>> START ENTRIES PROVIDED

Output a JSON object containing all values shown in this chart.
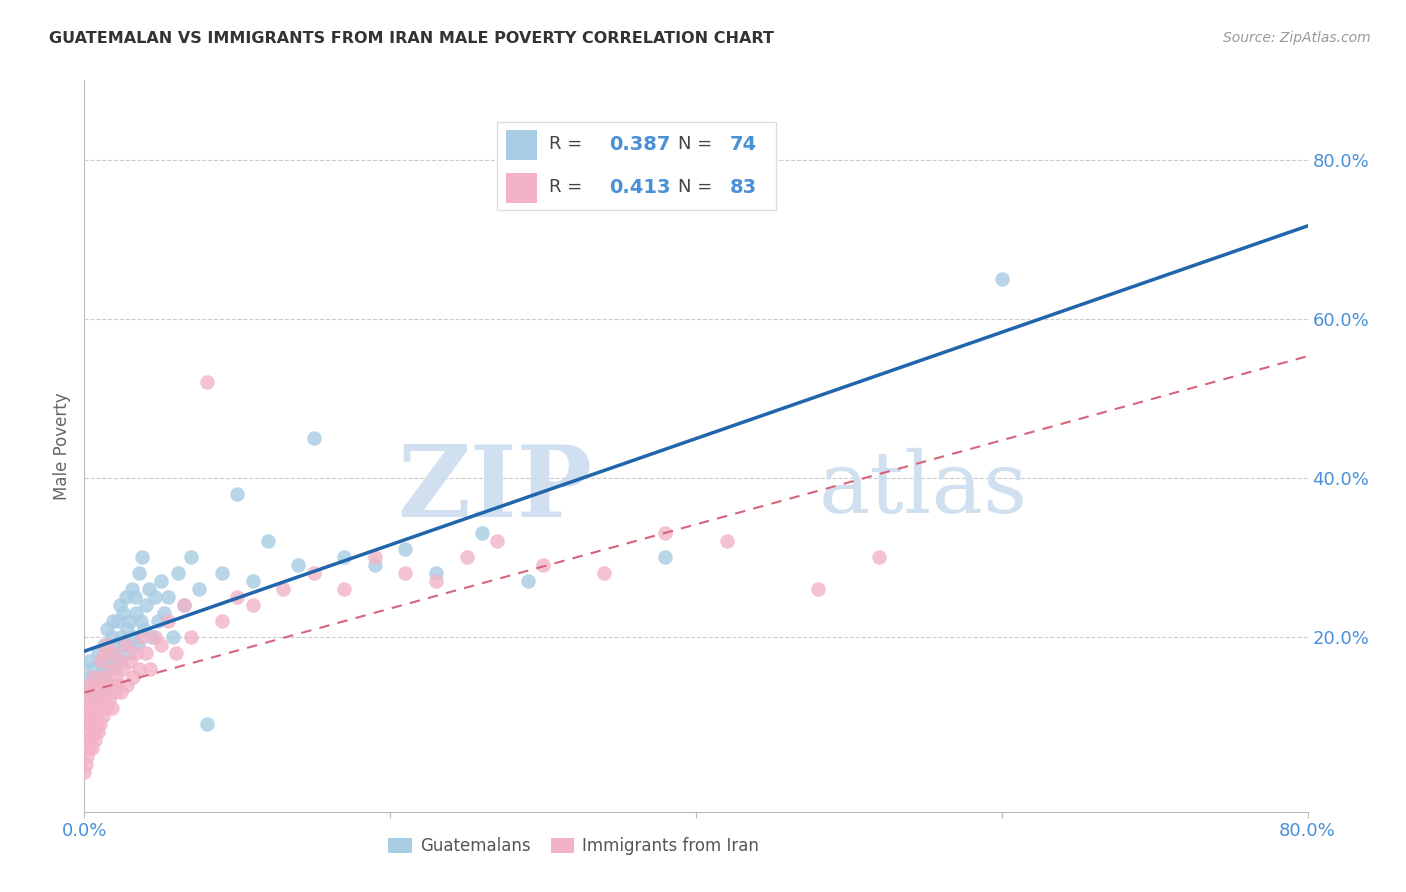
{
  "title": "GUATEMALAN VS IMMIGRANTS FROM IRAN MALE POVERTY CORRELATION CHART",
  "source": "Source: ZipAtlas.com",
  "ylabel": "Male Poverty",
  "y_tick_labels": [
    "80.0%",
    "60.0%",
    "40.0%",
    "20.0%"
  ],
  "y_tick_positions": [
    0.8,
    0.6,
    0.4,
    0.2
  ],
  "xlim": [
    0.0,
    0.8
  ],
  "ylim": [
    -0.02,
    0.9
  ],
  "watermark_zip": "ZIP",
  "watermark_atlas": "atlas",
  "legend_label1": "Guatemalans",
  "legend_label2": "Immigrants from Iran",
  "blue_color": "#a8cce4",
  "pink_color": "#f2b3c6",
  "line_blue": "#2166ac",
  "line_pink": "#d6647a",
  "title_color": "#333333",
  "tick_color": "#4a90d9",
  "grid_color": "#cccccc",
  "background_color": "#ffffff",
  "guatemalan_x": [
    0.001,
    0.002,
    0.003,
    0.004,
    0.005,
    0.005,
    0.006,
    0.007,
    0.008,
    0.009,
    0.01,
    0.01,
    0.011,
    0.012,
    0.013,
    0.013,
    0.014,
    0.015,
    0.015,
    0.016,
    0.017,
    0.018,
    0.018,
    0.019,
    0.02,
    0.02,
    0.021,
    0.022,
    0.023,
    0.023,
    0.024,
    0.025,
    0.026,
    0.027,
    0.028,
    0.029,
    0.03,
    0.031,
    0.032,
    0.033,
    0.034,
    0.035,
    0.036,
    0.037,
    0.038,
    0.039,
    0.04,
    0.042,
    0.044,
    0.046,
    0.048,
    0.05,
    0.052,
    0.055,
    0.058,
    0.061,
    0.065,
    0.07,
    0.075,
    0.08,
    0.09,
    0.1,
    0.11,
    0.12,
    0.14,
    0.15,
    0.17,
    0.19,
    0.21,
    0.23,
    0.26,
    0.29,
    0.38,
    0.6
  ],
  "guatemalan_y": [
    0.14,
    0.12,
    0.17,
    0.15,
    0.13,
    0.16,
    0.14,
    0.12,
    0.15,
    0.18,
    0.14,
    0.17,
    0.13,
    0.16,
    0.15,
    0.19,
    0.14,
    0.17,
    0.21,
    0.16,
    0.18,
    0.14,
    0.2,
    0.22,
    0.16,
    0.19,
    0.18,
    0.22,
    0.17,
    0.24,
    0.2,
    0.23,
    0.19,
    0.25,
    0.21,
    0.18,
    0.22,
    0.26,
    0.2,
    0.25,
    0.23,
    0.19,
    0.28,
    0.22,
    0.3,
    0.21,
    0.24,
    0.26,
    0.2,
    0.25,
    0.22,
    0.27,
    0.23,
    0.25,
    0.2,
    0.28,
    0.24,
    0.3,
    0.26,
    0.09,
    0.28,
    0.38,
    0.27,
    0.32,
    0.29,
    0.45,
    0.3,
    0.29,
    0.31,
    0.28,
    0.33,
    0.27,
    0.3,
    0.65
  ],
  "iran_x": [
    0.0,
    0.0,
    0.001,
    0.001,
    0.001,
    0.002,
    0.002,
    0.002,
    0.002,
    0.003,
    0.003,
    0.003,
    0.004,
    0.004,
    0.004,
    0.005,
    0.005,
    0.005,
    0.006,
    0.006,
    0.006,
    0.007,
    0.007,
    0.007,
    0.008,
    0.008,
    0.009,
    0.009,
    0.01,
    0.01,
    0.011,
    0.011,
    0.012,
    0.012,
    0.013,
    0.013,
    0.014,
    0.015,
    0.015,
    0.016,
    0.017,
    0.018,
    0.018,
    0.019,
    0.02,
    0.021,
    0.022,
    0.023,
    0.024,
    0.025,
    0.027,
    0.028,
    0.03,
    0.032,
    0.034,
    0.036,
    0.038,
    0.04,
    0.043,
    0.046,
    0.05,
    0.055,
    0.06,
    0.065,
    0.07,
    0.08,
    0.09,
    0.1,
    0.11,
    0.13,
    0.15,
    0.17,
    0.19,
    0.21,
    0.23,
    0.25,
    0.27,
    0.3,
    0.34,
    0.38,
    0.42,
    0.48,
    0.52
  ],
  "iran_y": [
    0.03,
    0.06,
    0.04,
    0.07,
    0.1,
    0.05,
    0.08,
    0.11,
    0.14,
    0.06,
    0.09,
    0.12,
    0.07,
    0.1,
    0.13,
    0.06,
    0.09,
    0.12,
    0.08,
    0.11,
    0.15,
    0.07,
    0.1,
    0.14,
    0.09,
    0.13,
    0.08,
    0.12,
    0.09,
    0.14,
    0.11,
    0.17,
    0.1,
    0.15,
    0.12,
    0.18,
    0.11,
    0.13,
    0.19,
    0.12,
    0.14,
    0.11,
    0.16,
    0.18,
    0.13,
    0.15,
    0.14,
    0.17,
    0.13,
    0.16,
    0.19,
    0.14,
    0.17,
    0.15,
    0.18,
    0.16,
    0.2,
    0.18,
    0.16,
    0.2,
    0.19,
    0.22,
    0.18,
    0.24,
    0.2,
    0.52,
    0.22,
    0.25,
    0.24,
    0.26,
    0.28,
    0.26,
    0.3,
    0.28,
    0.27,
    0.3,
    0.32,
    0.29,
    0.28,
    0.33,
    0.32,
    0.26,
    0.3
  ]
}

>> END ENTRIES PROVIDED

STATED GOAL => Repeat the material above in full and exactly, omitting the pictures.

FINAL RESULT =>
Output a JSON object containing all values shown in this chart.
{
  "title": "GUATEMALAN VS IMMIGRANTS FROM IRAN MALE POVERTY CORRELATION CHART",
  "source": "Source: ZipAtlas.com",
  "ylabel": "Male Poverty",
  "y_tick_labels": [
    "80.0%",
    "60.0%",
    "40.0%",
    "20.0%"
  ],
  "y_tick_positions": [
    0.8,
    0.6,
    0.4,
    0.2
  ],
  "xlim": [
    0.0,
    0.8
  ],
  "ylim": [
    -0.02,
    0.9
  ],
  "watermark_zip": "ZIP",
  "watermark_atlas": "atlas",
  "legend_label1": "Guatemalans",
  "legend_label2": "Immigrants from Iran",
  "blue_color": "#a8cce4",
  "pink_color": "#f2b3c6",
  "line_blue": "#2166ac",
  "line_pink": "#d6647a",
  "title_color": "#333333",
  "tick_color": "#4a90d9",
  "grid_color": "#cccccc",
  "background_color": "#ffffff",
  "guatemalan_x": [
    0.001,
    0.002,
    0.003,
    0.004,
    0.005,
    0.005,
    0.006,
    0.007,
    0.008,
    0.009,
    0.01,
    0.01,
    0.011,
    0.012,
    0.013,
    0.013,
    0.014,
    0.015,
    0.015,
    0.016,
    0.017,
    0.018,
    0.018,
    0.019,
    0.02,
    0.02,
    0.021,
    0.022,
    0.023,
    0.023,
    0.024,
    0.025,
    0.026,
    0.027,
    0.028,
    0.029,
    0.03,
    0.031,
    0.032,
    0.033,
    0.034,
    0.035,
    0.036,
    0.037,
    0.038,
    0.039,
    0.04,
    0.042,
    0.044,
    0.046,
    0.048,
    0.05,
    0.052,
    0.055,
    0.058,
    0.061,
    0.065,
    0.07,
    0.075,
    0.08,
    0.09,
    0.1,
    0.11,
    0.12,
    0.14,
    0.15,
    0.17,
    0.19,
    0.21,
    0.23,
    0.26,
    0.29,
    0.38,
    0.6
  ],
  "guatemalan_y": [
    0.14,
    0.12,
    0.17,
    0.15,
    0.13,
    0.16,
    0.14,
    0.12,
    0.15,
    0.18,
    0.14,
    0.17,
    0.13,
    0.16,
    0.15,
    0.19,
    0.14,
    0.17,
    0.21,
    0.16,
    0.18,
    0.14,
    0.2,
    0.22,
    0.16,
    0.19,
    0.18,
    0.22,
    0.17,
    0.24,
    0.2,
    0.23,
    0.19,
    0.25,
    0.21,
    0.18,
    0.22,
    0.26,
    0.2,
    0.25,
    0.23,
    0.19,
    0.28,
    0.22,
    0.3,
    0.21,
    0.24,
    0.26,
    0.2,
    0.25,
    0.22,
    0.27,
    0.23,
    0.25,
    0.2,
    0.28,
    0.24,
    0.3,
    0.26,
    0.09,
    0.28,
    0.38,
    0.27,
    0.32,
    0.29,
    0.45,
    0.3,
    0.29,
    0.31,
    0.28,
    0.33,
    0.27,
    0.3,
    0.65
  ],
  "iran_x": [
    0.0,
    0.0,
    0.001,
    0.001,
    0.001,
    0.002,
    0.002,
    0.002,
    0.002,
    0.003,
    0.003,
    0.003,
    0.004,
    0.004,
    0.004,
    0.005,
    0.005,
    0.005,
    0.006,
    0.006,
    0.006,
    0.007,
    0.007,
    0.007,
    0.008,
    0.008,
    0.009,
    0.009,
    0.01,
    0.01,
    0.011,
    0.011,
    0.012,
    0.012,
    0.013,
    0.013,
    0.014,
    0.015,
    0.015,
    0.016,
    0.017,
    0.018,
    0.018,
    0.019,
    0.02,
    0.021,
    0.022,
    0.023,
    0.024,
    0.025,
    0.027,
    0.028,
    0.03,
    0.032,
    0.034,
    0.036,
    0.038,
    0.04,
    0.043,
    0.046,
    0.05,
    0.055,
    0.06,
    0.065,
    0.07,
    0.08,
    0.09,
    0.1,
    0.11,
    0.13,
    0.15,
    0.17,
    0.19,
    0.21,
    0.23,
    0.25,
    0.27,
    0.3,
    0.34,
    0.38,
    0.42,
    0.48,
    0.52
  ],
  "iran_y": [
    0.03,
    0.06,
    0.04,
    0.07,
    0.1,
    0.05,
    0.08,
    0.11,
    0.14,
    0.06,
    0.09,
    0.12,
    0.07,
    0.1,
    0.13,
    0.06,
    0.09,
    0.12,
    0.08,
    0.11,
    0.15,
    0.07,
    0.1,
    0.14,
    0.09,
    0.13,
    0.08,
    0.12,
    0.09,
    0.14,
    0.11,
    0.17,
    0.1,
    0.15,
    0.12,
    0.18,
    0.11,
    0.13,
    0.19,
    0.12,
    0.14,
    0.11,
    0.16,
    0.18,
    0.13,
    0.15,
    0.14,
    0.17,
    0.13,
    0.16,
    0.19,
    0.14,
    0.17,
    0.15,
    0.18,
    0.16,
    0.2,
    0.18,
    0.16,
    0.2,
    0.19,
    0.22,
    0.18,
    0.24,
    0.2,
    0.52,
    0.22,
    0.25,
    0.24,
    0.26,
    0.28,
    0.26,
    0.3,
    0.28,
    0.27,
    0.3,
    0.32,
    0.29,
    0.28,
    0.33,
    0.32,
    0.26,
    0.3
  ]
}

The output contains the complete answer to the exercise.